= What the task asks =
Please quote every line word for word.

-- Start --

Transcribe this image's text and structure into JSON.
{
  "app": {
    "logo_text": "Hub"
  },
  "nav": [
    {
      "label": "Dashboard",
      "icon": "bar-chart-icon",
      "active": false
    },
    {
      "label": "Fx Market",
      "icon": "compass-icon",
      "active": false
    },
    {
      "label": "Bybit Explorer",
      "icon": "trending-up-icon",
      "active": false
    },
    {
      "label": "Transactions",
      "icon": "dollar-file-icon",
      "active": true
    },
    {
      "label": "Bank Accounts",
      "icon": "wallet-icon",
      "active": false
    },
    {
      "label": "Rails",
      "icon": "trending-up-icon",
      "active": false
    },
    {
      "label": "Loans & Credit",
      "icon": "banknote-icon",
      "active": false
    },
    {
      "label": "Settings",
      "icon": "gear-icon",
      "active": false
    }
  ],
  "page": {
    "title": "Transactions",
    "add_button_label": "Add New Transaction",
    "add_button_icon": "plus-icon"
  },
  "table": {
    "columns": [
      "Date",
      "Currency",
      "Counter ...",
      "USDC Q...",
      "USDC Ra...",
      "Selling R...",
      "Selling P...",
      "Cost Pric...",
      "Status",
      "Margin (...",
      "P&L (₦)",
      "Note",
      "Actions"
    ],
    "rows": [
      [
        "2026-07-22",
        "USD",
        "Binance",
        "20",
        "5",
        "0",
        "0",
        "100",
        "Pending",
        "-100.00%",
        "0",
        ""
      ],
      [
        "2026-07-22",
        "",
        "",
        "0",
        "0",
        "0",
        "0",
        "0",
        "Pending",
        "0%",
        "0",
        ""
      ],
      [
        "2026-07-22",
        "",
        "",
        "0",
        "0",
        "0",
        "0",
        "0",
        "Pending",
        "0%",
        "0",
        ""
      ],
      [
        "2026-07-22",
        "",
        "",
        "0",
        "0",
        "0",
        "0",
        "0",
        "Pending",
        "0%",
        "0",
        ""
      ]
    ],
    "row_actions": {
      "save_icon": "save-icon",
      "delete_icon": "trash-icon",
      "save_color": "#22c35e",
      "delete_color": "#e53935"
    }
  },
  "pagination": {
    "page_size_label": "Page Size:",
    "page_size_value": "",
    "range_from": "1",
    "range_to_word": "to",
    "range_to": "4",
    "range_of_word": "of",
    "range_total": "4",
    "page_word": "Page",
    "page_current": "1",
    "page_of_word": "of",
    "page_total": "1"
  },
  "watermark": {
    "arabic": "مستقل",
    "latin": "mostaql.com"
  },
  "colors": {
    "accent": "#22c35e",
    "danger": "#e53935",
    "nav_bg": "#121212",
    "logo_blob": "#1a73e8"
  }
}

-- End --

= Exercise result =
Transcribe this image's text and structure into JSON.
{
  "app": {
    "logo_text": "Hub"
  },
  "nav": [
    {
      "label": "Dashboard",
      "icon": "bar-chart-icon",
      "active": false
    },
    {
      "label": "Fx Market",
      "icon": "compass-icon",
      "active": false
    },
    {
      "label": "Bybit Explorer",
      "icon": "trending-up-icon",
      "active": false
    },
    {
      "label": "Transactions",
      "icon": "dollar-file-icon",
      "active": true
    },
    {
      "label": "Bank Accounts",
      "icon": "wallet-icon",
      "active": false
    },
    {
      "label": "Rails",
      "icon": "trending-up-icon",
      "active": false
    },
    {
      "label": "Loans & Credit",
      "icon": "banknote-icon",
      "active": false
    },
    {
      "label": "Settings",
      "icon": "gear-icon",
      "active": false
    }
  ],
  "page": {
    "title": "Transactions",
    "add_button_label": "Add New Transaction",
    "add_button_icon": "plus-icon"
  },
  "table": {
    "columns": [
      "Date",
      "Currency",
      "Counter ...",
      "USDC Q...",
      "USDC Ra...",
      "Selling R...",
      "Selling P...",
      "Cost Pric...",
      "Status",
      "Margin (...",
      "P&L (₦)",
      "Note",
      "Actions"
    ],
    "rows": [
      [
        "2026-07-22",
        "USD",
        "Binance",
        "20",
        "5",
        "0",
        "0",
        "100",
        "Pending",
        "-100.00%",
        "0",
        ""
      ],
      [
        "2026-07-22",
        "",
        "",
        "0",
        "0",
        "0",
        "0",
        "0",
        "Pending",
        "0%",
        "0",
        ""
      ],
      [
        "2026-07-22",
        "",
        "",
        "0",
        "0",
        "0",
        "0",
        "0",
        "Pending",
        "0%",
        "0",
        ""
      ],
      [
        "2026-07-22",
        "",
        "",
        "0",
        "0",
        "0",
        "0",
        "0",
        "Pending",
        "0%",
        "0",
        ""
      ]
    ],
    "row_actions": {
      "save_icon": "save-icon",
      "delete_icon": "trash-icon",
      "save_color": "#22c35e",
      "delete_color": "#e53935"
    }
  },
  "pagination": {
    "page_size_label": "Page Size:",
    "page_size_value": "",
    "range_from": "1",
    "range_to_word": "to",
    "range_to": "4",
    "range_of_word": "of",
    "range_total": "4",
    "page_word": "Page",
    "page_current": "1",
    "page_of_word": "of",
    "page_total": "1"
  },
  "watermark": {
    "arabic": "مستقل",
    "latin": "mostaql.com"
  },
  "colors": {
    "accent": "#22c35e",
    "danger": "#e53935",
    "nav_bg": "#121212",
    "logo_blob": "#1a73e8"
  }
}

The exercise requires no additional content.